- Exercise aim:
Go through the entries below and pick out every line with "arrow".

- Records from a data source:

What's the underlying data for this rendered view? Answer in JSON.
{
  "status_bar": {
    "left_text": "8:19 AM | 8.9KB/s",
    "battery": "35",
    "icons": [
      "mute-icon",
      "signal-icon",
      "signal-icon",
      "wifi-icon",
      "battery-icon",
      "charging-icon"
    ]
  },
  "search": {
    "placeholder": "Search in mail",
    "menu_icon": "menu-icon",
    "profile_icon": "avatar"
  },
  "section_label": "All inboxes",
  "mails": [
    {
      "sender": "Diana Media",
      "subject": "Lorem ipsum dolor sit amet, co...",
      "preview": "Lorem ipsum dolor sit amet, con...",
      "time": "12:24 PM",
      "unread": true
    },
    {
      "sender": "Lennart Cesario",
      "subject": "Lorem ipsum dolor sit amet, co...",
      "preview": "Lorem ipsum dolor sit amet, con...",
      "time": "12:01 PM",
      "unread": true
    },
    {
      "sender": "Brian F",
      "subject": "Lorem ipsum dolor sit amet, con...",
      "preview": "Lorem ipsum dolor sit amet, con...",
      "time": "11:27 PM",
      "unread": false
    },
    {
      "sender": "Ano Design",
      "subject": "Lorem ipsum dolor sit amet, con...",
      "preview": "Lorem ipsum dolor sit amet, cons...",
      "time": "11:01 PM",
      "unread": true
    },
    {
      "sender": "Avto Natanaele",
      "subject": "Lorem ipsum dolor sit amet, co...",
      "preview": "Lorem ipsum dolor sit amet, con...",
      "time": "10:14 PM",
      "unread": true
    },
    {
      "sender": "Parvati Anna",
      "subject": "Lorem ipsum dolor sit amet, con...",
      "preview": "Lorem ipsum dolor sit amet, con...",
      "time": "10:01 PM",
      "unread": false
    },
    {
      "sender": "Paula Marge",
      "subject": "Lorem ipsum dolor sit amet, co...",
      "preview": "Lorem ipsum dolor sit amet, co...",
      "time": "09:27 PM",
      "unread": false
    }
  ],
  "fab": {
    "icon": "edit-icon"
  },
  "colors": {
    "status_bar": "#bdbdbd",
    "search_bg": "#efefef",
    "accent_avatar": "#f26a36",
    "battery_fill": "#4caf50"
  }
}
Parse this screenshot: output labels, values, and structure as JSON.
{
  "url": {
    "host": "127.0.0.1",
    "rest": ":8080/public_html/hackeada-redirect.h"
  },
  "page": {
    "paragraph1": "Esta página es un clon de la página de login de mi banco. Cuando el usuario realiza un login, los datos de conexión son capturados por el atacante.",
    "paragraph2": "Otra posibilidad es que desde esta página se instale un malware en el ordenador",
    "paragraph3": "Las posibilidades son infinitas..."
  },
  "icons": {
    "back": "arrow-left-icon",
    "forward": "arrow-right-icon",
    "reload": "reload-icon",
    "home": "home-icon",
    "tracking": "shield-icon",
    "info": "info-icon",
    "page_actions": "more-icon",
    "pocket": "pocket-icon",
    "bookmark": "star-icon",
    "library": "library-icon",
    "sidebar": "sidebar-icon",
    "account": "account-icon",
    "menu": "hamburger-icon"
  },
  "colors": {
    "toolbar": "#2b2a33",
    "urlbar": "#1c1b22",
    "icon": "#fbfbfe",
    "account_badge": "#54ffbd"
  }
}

- Exercise output:
    "back": "arrow-left-icon",
    "forward": "arrow-right-icon",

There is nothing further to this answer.